## TASK INSTRUCTIONS:
Determine how many lines contain the string "démocratique". Respond with that number and nothing more.

## EXERCISE INPUT:
☆ ☆ ☆ ☆ ☆ ☆ ☆
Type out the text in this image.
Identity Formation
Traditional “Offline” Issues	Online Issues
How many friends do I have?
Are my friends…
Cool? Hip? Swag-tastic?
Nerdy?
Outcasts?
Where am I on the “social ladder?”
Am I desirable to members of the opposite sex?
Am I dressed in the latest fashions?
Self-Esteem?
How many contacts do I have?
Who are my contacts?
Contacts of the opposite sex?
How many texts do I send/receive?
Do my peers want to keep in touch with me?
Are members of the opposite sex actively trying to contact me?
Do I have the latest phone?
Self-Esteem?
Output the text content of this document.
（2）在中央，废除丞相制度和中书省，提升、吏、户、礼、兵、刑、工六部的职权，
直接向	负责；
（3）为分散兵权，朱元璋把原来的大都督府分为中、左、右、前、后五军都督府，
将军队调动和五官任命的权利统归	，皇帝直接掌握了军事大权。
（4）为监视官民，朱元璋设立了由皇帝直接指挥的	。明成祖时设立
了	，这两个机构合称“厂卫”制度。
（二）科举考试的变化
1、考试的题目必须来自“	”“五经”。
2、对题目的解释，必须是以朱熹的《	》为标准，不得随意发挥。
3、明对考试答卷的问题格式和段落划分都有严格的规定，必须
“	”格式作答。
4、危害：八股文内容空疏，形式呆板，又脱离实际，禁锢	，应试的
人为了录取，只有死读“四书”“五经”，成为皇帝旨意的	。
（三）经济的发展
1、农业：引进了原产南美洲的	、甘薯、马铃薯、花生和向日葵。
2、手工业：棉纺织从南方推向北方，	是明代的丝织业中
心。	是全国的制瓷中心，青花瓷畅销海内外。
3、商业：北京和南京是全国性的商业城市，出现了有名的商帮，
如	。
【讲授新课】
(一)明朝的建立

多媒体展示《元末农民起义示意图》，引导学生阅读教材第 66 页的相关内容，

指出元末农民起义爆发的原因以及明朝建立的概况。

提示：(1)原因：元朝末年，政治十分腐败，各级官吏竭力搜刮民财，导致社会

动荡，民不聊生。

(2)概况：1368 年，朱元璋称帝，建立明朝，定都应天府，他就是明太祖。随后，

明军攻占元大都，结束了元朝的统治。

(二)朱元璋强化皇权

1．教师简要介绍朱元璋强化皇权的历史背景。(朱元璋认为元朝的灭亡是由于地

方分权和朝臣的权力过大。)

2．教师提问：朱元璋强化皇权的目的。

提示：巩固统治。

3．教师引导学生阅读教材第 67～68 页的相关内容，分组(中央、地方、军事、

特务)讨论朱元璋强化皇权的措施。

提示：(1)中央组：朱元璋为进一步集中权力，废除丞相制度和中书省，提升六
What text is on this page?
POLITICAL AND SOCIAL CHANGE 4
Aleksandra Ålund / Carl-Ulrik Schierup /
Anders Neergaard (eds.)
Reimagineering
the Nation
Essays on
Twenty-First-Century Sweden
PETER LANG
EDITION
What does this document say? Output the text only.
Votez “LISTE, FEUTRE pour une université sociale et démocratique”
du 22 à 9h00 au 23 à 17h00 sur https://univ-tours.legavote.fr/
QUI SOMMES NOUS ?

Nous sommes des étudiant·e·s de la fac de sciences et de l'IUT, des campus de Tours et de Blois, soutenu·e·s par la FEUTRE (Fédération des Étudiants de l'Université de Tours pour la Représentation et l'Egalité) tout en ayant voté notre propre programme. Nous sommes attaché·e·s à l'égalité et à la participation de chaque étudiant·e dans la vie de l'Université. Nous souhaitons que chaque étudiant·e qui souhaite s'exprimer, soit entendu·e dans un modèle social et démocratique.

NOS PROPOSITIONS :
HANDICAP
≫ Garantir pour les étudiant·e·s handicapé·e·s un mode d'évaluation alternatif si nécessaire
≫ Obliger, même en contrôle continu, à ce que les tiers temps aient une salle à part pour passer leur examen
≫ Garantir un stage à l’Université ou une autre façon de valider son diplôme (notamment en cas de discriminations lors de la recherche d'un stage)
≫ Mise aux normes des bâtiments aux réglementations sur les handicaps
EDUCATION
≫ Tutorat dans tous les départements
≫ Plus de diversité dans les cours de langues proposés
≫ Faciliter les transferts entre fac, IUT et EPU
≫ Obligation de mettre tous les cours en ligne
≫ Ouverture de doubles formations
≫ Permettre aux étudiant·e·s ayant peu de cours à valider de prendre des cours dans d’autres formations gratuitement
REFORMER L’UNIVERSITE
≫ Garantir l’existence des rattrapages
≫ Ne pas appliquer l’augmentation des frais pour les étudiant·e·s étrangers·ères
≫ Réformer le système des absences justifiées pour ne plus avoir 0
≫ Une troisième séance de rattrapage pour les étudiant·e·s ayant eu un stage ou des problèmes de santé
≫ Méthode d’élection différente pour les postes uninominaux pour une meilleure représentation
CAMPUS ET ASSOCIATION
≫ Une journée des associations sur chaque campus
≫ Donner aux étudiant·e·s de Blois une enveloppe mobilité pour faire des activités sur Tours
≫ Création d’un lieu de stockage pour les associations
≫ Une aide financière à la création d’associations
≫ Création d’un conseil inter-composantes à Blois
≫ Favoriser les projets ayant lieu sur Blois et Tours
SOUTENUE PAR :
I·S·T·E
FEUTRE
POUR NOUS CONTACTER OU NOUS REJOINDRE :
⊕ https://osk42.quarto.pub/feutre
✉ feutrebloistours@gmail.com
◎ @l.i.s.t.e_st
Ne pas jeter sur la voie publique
☆ ☆ ☆ ☆ ☆ ☆ ☆
## WORKED ANSWER:
2